## REQUEST
Read through the data and report every line in which the word "seconds" occurs.

::: EXERCISE MATERIALS :::

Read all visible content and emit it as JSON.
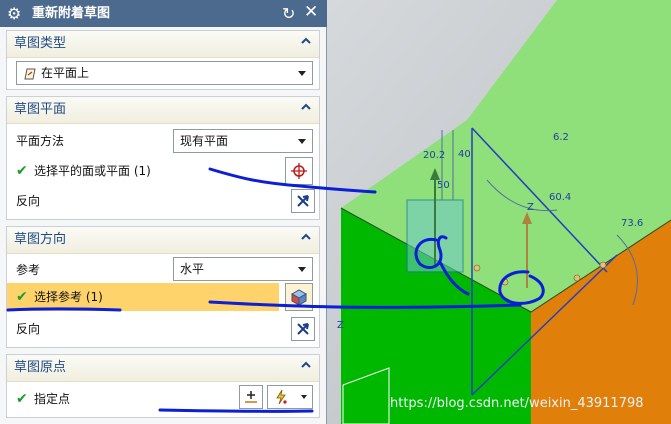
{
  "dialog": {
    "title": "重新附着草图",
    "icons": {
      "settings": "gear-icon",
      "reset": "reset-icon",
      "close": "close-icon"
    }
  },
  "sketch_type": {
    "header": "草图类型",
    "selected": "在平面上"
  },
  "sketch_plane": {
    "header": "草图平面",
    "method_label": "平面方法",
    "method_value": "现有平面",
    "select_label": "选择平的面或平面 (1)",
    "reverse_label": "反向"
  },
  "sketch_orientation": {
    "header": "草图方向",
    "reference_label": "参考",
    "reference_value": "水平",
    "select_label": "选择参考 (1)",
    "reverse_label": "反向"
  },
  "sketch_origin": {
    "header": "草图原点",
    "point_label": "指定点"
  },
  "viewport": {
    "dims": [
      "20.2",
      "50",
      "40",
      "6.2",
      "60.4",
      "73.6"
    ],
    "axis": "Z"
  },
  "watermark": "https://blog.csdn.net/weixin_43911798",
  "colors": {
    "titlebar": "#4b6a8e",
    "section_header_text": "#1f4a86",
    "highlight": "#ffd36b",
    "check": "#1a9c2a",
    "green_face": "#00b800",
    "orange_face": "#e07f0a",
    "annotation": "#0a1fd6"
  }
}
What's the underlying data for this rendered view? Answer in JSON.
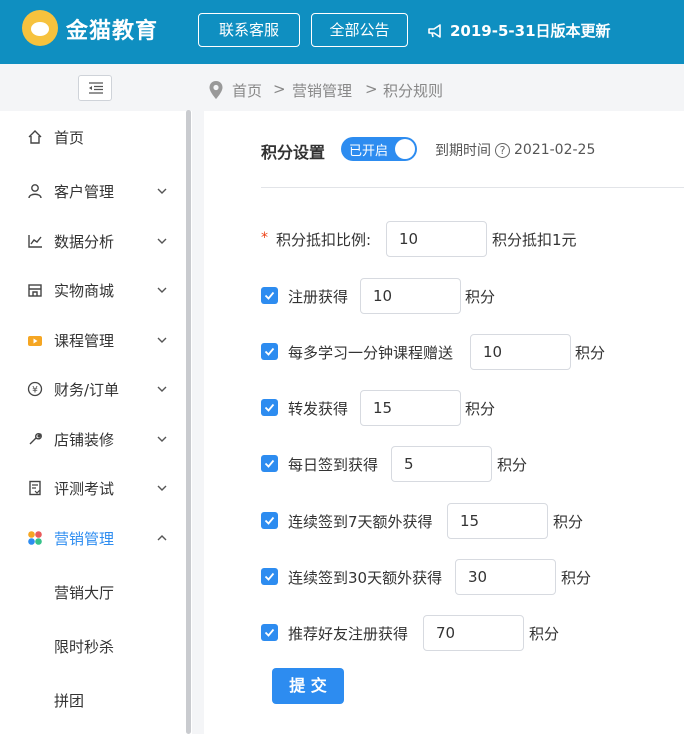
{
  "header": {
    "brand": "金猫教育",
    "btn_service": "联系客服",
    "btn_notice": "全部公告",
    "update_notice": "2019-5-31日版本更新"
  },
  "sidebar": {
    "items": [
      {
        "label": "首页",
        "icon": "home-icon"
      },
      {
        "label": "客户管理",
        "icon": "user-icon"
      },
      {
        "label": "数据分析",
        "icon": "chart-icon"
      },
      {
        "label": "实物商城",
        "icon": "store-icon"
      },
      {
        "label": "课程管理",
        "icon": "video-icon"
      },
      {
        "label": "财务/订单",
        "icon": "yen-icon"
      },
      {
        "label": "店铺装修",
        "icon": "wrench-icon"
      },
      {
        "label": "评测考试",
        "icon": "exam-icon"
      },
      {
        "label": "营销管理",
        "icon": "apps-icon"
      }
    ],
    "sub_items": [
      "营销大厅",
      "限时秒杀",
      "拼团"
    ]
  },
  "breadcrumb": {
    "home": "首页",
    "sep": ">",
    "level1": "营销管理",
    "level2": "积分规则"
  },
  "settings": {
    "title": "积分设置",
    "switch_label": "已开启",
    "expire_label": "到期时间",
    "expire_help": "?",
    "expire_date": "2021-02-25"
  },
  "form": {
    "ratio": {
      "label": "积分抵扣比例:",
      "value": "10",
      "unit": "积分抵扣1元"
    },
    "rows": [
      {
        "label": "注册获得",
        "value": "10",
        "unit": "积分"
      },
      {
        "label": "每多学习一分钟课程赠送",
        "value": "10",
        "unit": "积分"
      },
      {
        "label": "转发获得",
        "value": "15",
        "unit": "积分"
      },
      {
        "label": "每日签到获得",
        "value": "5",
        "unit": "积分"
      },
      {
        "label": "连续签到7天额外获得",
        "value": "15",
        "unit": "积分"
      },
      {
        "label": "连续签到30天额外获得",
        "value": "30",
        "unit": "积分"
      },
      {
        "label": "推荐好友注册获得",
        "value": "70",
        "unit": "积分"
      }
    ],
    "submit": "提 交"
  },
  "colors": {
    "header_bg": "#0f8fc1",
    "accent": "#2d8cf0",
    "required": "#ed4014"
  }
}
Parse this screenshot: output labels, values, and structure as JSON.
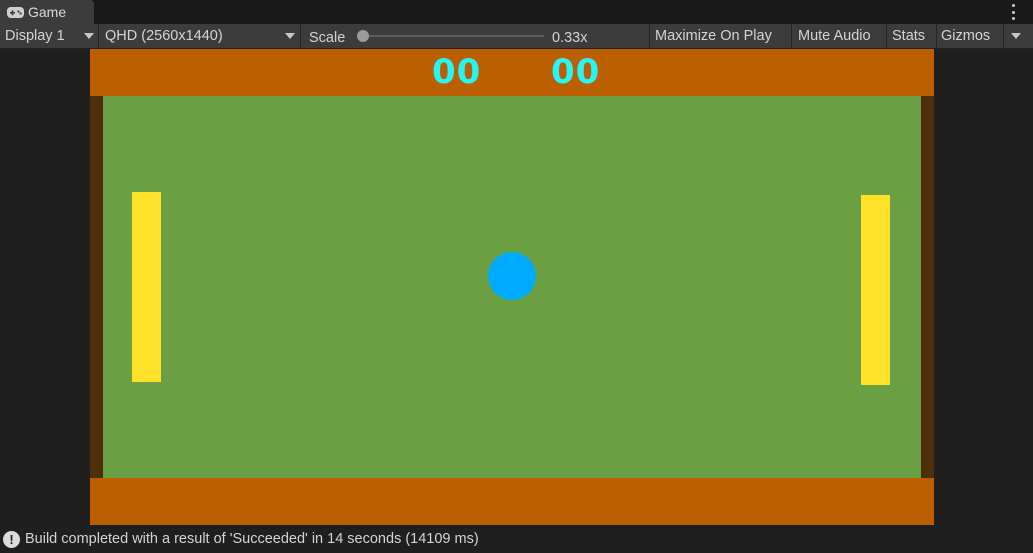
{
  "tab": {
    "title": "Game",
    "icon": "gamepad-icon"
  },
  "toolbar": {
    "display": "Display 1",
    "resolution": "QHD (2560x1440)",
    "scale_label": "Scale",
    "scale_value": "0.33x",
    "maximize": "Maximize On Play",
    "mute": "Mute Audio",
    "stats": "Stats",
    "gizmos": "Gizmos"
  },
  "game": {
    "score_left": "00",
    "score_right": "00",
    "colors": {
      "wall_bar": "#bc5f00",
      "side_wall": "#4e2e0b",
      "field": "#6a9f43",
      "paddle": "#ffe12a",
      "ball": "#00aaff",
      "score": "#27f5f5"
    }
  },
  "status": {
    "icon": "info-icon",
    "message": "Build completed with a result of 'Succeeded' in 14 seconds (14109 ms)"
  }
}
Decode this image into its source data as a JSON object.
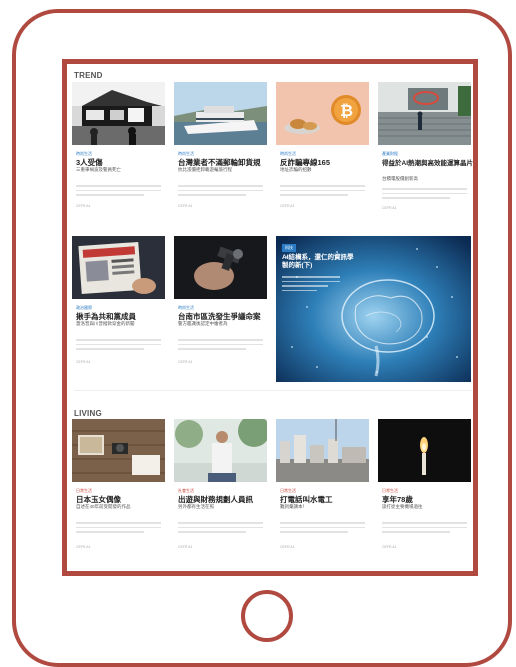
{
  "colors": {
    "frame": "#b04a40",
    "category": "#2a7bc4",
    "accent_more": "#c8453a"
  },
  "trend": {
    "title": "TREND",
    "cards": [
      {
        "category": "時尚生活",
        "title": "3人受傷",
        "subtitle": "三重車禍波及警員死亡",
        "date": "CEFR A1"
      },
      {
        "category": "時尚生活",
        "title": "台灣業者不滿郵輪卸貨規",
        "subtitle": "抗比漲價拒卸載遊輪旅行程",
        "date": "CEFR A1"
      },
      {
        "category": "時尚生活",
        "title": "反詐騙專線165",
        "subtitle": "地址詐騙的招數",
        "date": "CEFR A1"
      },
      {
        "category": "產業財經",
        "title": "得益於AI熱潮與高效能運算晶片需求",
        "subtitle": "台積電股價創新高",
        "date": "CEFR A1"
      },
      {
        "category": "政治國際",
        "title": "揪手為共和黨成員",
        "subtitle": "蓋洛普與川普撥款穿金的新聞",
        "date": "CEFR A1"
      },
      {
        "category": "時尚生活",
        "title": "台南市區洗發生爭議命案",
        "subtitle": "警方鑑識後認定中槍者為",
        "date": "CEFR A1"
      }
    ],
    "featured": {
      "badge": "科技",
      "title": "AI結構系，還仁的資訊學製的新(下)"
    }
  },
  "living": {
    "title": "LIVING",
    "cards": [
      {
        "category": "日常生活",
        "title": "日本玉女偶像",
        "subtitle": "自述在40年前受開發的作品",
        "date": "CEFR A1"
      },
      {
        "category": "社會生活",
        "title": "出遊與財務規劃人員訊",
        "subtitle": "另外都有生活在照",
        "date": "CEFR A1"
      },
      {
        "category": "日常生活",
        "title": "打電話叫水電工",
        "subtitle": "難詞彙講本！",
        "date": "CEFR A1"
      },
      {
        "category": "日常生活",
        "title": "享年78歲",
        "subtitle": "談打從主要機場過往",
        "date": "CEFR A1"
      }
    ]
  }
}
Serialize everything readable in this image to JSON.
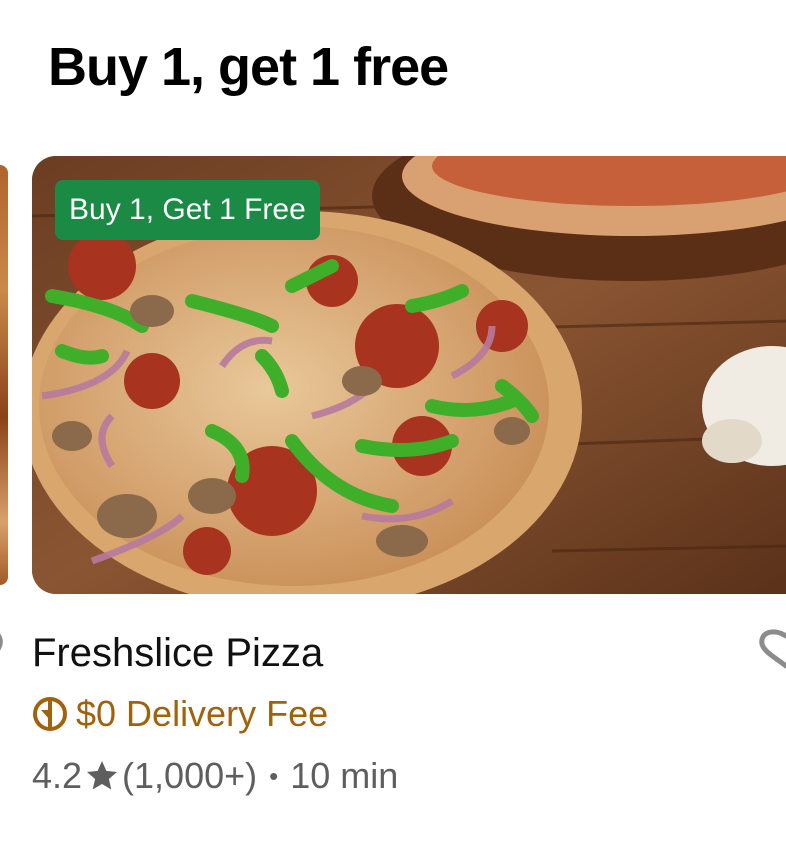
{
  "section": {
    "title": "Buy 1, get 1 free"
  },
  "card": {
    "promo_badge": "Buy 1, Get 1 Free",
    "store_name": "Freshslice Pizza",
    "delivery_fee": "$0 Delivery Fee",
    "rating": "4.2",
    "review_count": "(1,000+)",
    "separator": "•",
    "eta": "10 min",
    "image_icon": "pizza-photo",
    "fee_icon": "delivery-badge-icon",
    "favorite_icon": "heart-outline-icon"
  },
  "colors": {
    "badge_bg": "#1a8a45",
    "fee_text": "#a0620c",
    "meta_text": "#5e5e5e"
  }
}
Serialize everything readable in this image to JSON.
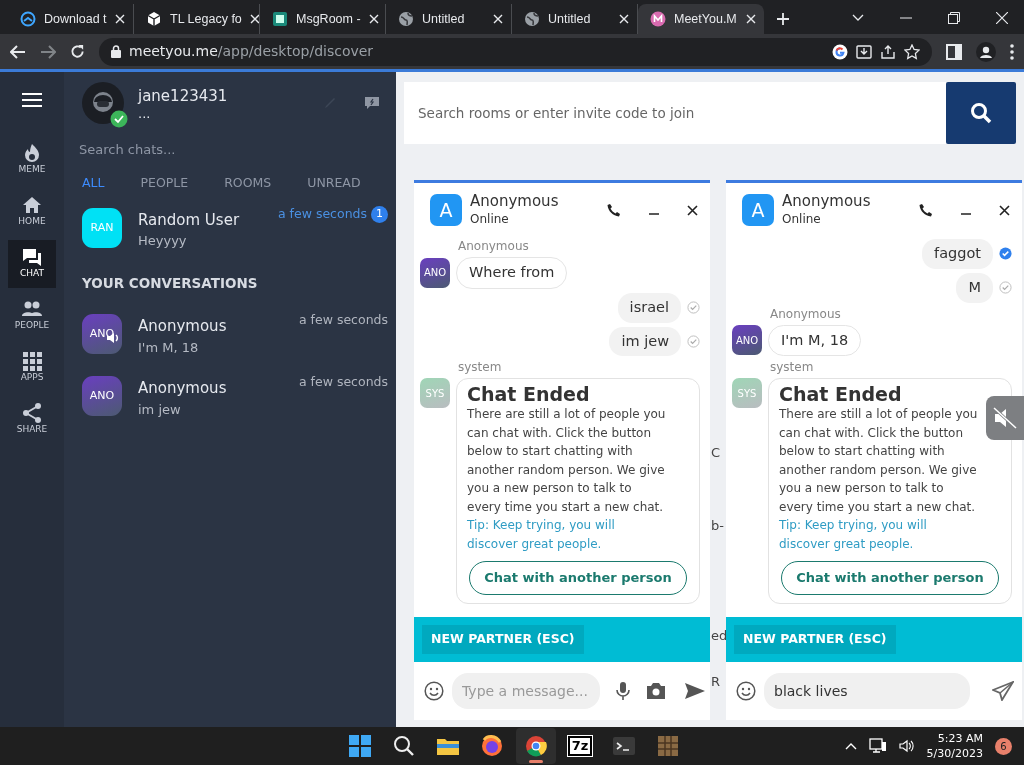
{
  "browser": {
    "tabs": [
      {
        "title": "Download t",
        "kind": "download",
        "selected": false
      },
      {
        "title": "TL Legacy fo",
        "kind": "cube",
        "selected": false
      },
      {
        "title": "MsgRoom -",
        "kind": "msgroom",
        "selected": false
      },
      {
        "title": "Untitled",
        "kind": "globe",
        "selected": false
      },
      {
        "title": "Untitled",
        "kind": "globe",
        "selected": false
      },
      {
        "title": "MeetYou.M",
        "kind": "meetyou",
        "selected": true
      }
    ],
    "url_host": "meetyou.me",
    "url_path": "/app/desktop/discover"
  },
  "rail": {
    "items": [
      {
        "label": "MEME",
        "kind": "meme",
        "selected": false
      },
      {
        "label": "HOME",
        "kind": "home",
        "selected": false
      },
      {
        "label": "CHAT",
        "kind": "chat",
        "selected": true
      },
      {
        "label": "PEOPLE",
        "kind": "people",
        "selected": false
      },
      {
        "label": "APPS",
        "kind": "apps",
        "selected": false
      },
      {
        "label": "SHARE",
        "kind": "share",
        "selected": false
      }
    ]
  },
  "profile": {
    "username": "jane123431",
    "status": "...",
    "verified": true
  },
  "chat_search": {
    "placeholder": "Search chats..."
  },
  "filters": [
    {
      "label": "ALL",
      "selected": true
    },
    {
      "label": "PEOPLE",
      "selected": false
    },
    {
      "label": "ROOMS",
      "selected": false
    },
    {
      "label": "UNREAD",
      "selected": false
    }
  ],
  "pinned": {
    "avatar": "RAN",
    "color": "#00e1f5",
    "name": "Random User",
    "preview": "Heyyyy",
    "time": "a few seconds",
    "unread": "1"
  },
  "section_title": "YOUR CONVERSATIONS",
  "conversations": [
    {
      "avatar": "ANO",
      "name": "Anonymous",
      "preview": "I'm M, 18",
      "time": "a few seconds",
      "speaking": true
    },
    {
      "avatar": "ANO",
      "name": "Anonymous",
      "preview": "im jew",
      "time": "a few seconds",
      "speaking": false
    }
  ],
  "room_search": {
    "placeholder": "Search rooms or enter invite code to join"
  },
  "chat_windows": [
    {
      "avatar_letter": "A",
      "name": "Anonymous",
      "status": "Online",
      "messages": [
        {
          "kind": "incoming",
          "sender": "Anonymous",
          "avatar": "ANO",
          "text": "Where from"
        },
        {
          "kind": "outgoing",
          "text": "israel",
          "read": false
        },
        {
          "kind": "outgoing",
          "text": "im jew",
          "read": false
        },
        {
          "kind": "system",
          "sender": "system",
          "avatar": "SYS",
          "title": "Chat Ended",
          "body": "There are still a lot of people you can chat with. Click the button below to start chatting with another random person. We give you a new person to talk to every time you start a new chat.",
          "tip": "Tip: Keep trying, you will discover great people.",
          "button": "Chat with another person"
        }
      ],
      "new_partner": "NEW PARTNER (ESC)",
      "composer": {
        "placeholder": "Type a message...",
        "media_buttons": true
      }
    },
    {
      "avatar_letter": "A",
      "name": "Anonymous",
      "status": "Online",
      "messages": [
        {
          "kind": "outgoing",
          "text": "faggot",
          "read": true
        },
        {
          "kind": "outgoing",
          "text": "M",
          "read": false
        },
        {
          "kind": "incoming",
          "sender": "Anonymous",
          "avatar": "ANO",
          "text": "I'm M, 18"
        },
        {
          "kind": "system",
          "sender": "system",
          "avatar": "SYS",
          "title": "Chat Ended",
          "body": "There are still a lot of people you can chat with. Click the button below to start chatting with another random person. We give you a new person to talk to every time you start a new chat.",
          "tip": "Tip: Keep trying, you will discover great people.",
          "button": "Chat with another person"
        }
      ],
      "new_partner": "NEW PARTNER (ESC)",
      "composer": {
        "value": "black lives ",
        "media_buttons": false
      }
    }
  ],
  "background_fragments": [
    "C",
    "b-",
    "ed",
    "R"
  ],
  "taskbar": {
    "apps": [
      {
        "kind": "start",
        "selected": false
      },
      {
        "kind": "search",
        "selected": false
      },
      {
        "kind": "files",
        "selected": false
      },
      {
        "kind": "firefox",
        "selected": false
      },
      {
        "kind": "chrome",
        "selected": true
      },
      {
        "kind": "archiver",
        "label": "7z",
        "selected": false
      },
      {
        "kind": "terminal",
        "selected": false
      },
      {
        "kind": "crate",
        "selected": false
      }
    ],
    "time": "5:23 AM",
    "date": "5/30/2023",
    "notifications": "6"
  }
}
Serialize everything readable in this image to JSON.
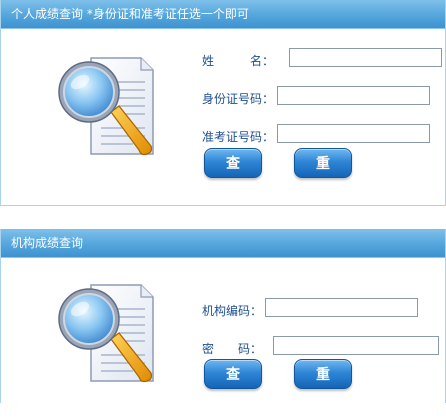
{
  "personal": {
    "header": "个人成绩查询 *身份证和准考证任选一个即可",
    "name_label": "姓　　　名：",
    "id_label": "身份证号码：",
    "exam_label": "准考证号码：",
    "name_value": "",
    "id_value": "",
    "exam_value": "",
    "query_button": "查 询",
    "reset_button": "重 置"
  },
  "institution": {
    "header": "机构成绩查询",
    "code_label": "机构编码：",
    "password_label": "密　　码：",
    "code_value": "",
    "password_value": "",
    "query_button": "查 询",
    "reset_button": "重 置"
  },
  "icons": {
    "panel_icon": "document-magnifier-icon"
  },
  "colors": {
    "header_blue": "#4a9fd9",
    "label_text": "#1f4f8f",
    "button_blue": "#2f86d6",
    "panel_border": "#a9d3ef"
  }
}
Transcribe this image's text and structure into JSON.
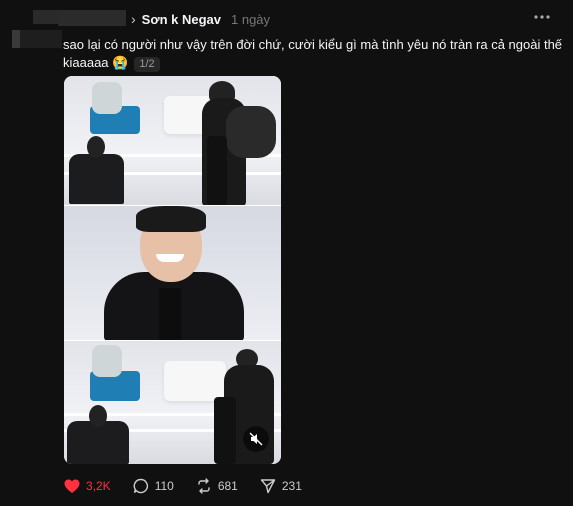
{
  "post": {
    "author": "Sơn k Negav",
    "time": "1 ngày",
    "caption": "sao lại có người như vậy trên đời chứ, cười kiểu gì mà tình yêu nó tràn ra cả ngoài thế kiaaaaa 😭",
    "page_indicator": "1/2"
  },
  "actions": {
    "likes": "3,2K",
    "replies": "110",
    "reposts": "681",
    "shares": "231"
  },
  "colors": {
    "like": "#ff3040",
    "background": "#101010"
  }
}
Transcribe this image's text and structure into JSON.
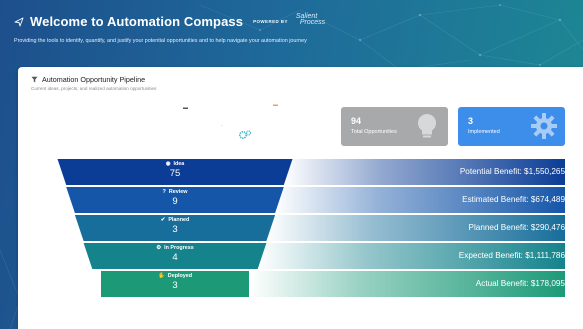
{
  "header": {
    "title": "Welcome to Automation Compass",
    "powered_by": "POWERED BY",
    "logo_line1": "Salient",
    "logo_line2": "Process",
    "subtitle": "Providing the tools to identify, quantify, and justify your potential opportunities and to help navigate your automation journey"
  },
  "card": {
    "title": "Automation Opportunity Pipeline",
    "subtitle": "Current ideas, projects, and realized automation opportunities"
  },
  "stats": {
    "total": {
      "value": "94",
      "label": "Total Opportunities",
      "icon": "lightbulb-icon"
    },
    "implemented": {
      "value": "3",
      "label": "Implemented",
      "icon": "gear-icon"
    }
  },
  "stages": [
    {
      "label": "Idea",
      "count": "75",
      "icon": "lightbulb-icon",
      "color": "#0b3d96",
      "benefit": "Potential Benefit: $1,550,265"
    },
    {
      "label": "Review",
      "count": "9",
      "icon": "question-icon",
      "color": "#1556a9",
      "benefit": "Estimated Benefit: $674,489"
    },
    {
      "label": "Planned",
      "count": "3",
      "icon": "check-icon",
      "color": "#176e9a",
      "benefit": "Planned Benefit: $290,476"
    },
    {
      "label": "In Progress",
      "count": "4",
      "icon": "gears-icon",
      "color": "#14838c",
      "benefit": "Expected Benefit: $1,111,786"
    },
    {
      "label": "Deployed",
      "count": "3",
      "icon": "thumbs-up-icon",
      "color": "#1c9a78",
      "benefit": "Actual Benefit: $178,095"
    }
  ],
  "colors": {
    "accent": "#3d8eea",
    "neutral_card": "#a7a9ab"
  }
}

:::

## PROBLEM SOLUTION
    "message": "Build completed with a result of 'Succeeded' in 14 seconds (14109 ms)"
    "time": "a few seconds",
      "time": "a few seconds",
      "time": "a few seconds",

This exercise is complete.